## Stored data
— START —
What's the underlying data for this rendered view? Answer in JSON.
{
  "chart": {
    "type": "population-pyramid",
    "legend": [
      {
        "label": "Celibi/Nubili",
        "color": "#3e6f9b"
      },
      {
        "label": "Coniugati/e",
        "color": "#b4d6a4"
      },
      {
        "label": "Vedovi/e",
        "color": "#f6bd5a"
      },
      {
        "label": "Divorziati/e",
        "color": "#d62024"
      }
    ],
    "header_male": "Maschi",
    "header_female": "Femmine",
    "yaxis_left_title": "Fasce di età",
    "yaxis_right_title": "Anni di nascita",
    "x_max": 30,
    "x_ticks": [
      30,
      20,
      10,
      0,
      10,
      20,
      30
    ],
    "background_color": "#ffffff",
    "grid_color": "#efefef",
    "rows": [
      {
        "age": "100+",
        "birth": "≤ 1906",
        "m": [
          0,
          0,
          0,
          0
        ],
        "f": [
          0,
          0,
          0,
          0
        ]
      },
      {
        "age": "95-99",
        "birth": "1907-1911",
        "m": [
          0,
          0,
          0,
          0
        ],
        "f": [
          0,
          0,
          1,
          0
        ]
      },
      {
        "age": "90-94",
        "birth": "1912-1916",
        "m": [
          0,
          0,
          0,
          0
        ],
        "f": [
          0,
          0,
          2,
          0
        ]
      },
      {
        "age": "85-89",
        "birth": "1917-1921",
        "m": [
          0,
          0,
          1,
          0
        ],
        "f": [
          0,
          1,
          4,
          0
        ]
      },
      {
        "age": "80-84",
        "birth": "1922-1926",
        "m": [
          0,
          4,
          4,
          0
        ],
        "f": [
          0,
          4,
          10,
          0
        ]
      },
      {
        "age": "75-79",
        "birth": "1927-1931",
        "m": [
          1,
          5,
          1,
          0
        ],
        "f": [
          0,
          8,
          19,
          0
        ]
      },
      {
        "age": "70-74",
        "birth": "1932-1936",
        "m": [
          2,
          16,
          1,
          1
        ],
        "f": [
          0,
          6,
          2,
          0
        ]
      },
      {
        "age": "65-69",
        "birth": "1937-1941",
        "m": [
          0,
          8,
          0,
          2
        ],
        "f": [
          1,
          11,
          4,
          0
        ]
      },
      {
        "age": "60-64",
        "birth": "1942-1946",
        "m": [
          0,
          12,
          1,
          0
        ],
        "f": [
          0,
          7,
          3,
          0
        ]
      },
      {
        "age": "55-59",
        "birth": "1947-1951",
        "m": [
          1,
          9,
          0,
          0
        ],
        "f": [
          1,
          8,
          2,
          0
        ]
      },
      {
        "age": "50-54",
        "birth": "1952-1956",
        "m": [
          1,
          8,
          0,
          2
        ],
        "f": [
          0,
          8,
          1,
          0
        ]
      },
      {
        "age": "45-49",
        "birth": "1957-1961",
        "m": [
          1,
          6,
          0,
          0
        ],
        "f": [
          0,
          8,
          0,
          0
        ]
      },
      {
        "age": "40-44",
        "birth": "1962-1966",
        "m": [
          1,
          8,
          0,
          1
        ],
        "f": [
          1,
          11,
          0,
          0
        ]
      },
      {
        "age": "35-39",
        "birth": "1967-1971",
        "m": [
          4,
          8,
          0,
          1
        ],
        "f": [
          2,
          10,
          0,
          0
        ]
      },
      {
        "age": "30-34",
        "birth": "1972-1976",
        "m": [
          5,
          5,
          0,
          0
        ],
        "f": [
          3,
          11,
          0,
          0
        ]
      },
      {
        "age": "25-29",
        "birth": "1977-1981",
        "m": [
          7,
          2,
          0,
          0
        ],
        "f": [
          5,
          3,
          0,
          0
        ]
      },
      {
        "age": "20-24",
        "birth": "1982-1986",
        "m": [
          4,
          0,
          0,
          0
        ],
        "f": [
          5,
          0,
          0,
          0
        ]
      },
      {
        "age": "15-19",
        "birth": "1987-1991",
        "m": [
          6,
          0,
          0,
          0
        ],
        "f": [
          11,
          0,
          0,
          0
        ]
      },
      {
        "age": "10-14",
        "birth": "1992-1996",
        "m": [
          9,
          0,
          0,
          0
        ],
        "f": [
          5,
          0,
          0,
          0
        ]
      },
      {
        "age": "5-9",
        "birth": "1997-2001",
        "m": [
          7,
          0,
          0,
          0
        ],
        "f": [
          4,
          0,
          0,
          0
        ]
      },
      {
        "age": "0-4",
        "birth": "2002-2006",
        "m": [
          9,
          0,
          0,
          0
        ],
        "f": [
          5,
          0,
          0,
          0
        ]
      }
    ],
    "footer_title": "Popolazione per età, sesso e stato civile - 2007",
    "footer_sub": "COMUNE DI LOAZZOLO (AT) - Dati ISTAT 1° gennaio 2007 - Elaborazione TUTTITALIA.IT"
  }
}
— END —
## Task instructions
Return the listing above in its exact form.

## Response to the task
What's the underlying data for this rendered view? Answer in JSON.
{
  "chart": {
    "type": "population-pyramid",
    "legend": [
      {
        "label": "Celibi/Nubili",
        "color": "#3e6f9b"
      },
      {
        "label": "Coniugati/e",
        "color": "#b4d6a4"
      },
      {
        "label": "Vedovi/e",
        "color": "#f6bd5a"
      },
      {
        "label": "Divorziati/e",
        "color": "#d62024"
      }
    ],
    "header_male": "Maschi",
    "header_female": "Femmine",
    "yaxis_left_title": "Fasce di età",
    "yaxis_right_title": "Anni di nascita",
    "x_max": 30,
    "x_ticks": [
      30,
      20,
      10,
      0,
      10,
      20,
      30
    ],
    "background_color": "#ffffff",
    "grid_color": "#efefef",
    "rows": [
      {
        "age": "100+",
        "birth": "≤ 1906",
        "m": [
          0,
          0,
          0,
          0
        ],
        "f": [
          0,
          0,
          0,
          0
        ]
      },
      {
        "age": "95-99",
        "birth": "1907-1911",
        "m": [
          0,
          0,
          0,
          0
        ],
        "f": [
          0,
          0,
          1,
          0
        ]
      },
      {
        "age": "90-94",
        "birth": "1912-1916",
        "m": [
          0,
          0,
          0,
          0
        ],
        "f": [
          0,
          0,
          2,
          0
        ]
      },
      {
        "age": "85-89",
        "birth": "1917-1921",
        "m": [
          0,
          0,
          1,
          0
        ],
        "f": [
          0,
          1,
          4,
          0
        ]
      },
      {
        "age": "80-84",
        "birth": "1922-1926",
        "m": [
          0,
          4,
          4,
          0
        ],
        "f": [
          0,
          4,
          10,
          0
        ]
      },
      {
        "age": "75-79",
        "birth": "1927-1931",
        "m": [
          1,
          5,
          1,
          0
        ],
        "f": [
          0,
          8,
          19,
          0
        ]
      },
      {
        "age": "70-74",
        "birth": "1932-1936",
        "m": [
          2,
          16,
          1,
          1
        ],
        "f": [
          0,
          6,
          2,
          0
        ]
      },
      {
        "age": "65-69",
        "birth": "1937-1941",
        "m": [
          0,
          8,
          0,
          2
        ],
        "f": [
          1,
          11,
          4,
          0
        ]
      },
      {
        "age": "60-64",
        "birth": "1942-1946",
        "m": [
          0,
          12,
          1,
          0
        ],
        "f": [
          0,
          7,
          3,
          0
        ]
      },
      {
        "age": "55-59",
        "birth": "1947-1951",
        "m": [
          1,
          9,
          0,
          0
        ],
        "f": [
          1,
          8,
          2,
          0
        ]
      },
      {
        "age": "50-54",
        "birth": "1952-1956",
        "m": [
          1,
          8,
          0,
          2
        ],
        "f": [
          0,
          8,
          1,
          0
        ]
      },
      {
        "age": "45-49",
        "birth": "1957-1961",
        "m": [
          1,
          6,
          0,
          0
        ],
        "f": [
          0,
          8,
          0,
          0
        ]
      },
      {
        "age": "40-44",
        "birth": "1962-1966",
        "m": [
          1,
          8,
          0,
          1
        ],
        "f": [
          1,
          11,
          0,
          0
        ]
      },
      {
        "age": "35-39",
        "birth": "1967-1971",
        "m": [
          4,
          8,
          0,
          1
        ],
        "f": [
          2,
          10,
          0,
          0
        ]
      },
      {
        "age": "30-34",
        "birth": "1972-1976",
        "m": [
          5,
          5,
          0,
          0
        ],
        "f": [
          3,
          11,
          0,
          0
        ]
      },
      {
        "age": "25-29",
        "birth": "1977-1981",
        "m": [
          7,
          2,
          0,
          0
        ],
        "f": [
          5,
          3,
          0,
          0
        ]
      },
      {
        "age": "20-24",
        "birth": "1982-1986",
        "m": [
          4,
          0,
          0,
          0
        ],
        "f": [
          5,
          0,
          0,
          0
        ]
      },
      {
        "age": "15-19",
        "birth": "1987-1991",
        "m": [
          6,
          0,
          0,
          0
        ],
        "f": [
          11,
          0,
          0,
          0
        ]
      },
      {
        "age": "10-14",
        "birth": "1992-1996",
        "m": [
          9,
          0,
          0,
          0
        ],
        "f": [
          5,
          0,
          0,
          0
        ]
      },
      {
        "age": "5-9",
        "birth": "1997-2001",
        "m": [
          7,
          0,
          0,
          0
        ],
        "f": [
          4,
          0,
          0,
          0
        ]
      },
      {
        "age": "0-4",
        "birth": "2002-2006",
        "m": [
          9,
          0,
          0,
          0
        ],
        "f": [
          5,
          0,
          0,
          0
        ]
      }
    ],
    "footer_title": "Popolazione per età, sesso e stato civile - 2007",
    "footer_sub": "COMUNE DI LOAZZOLO (AT) - Dati ISTAT 1° gennaio 2007 - Elaborazione TUTTITALIA.IT"
  }
}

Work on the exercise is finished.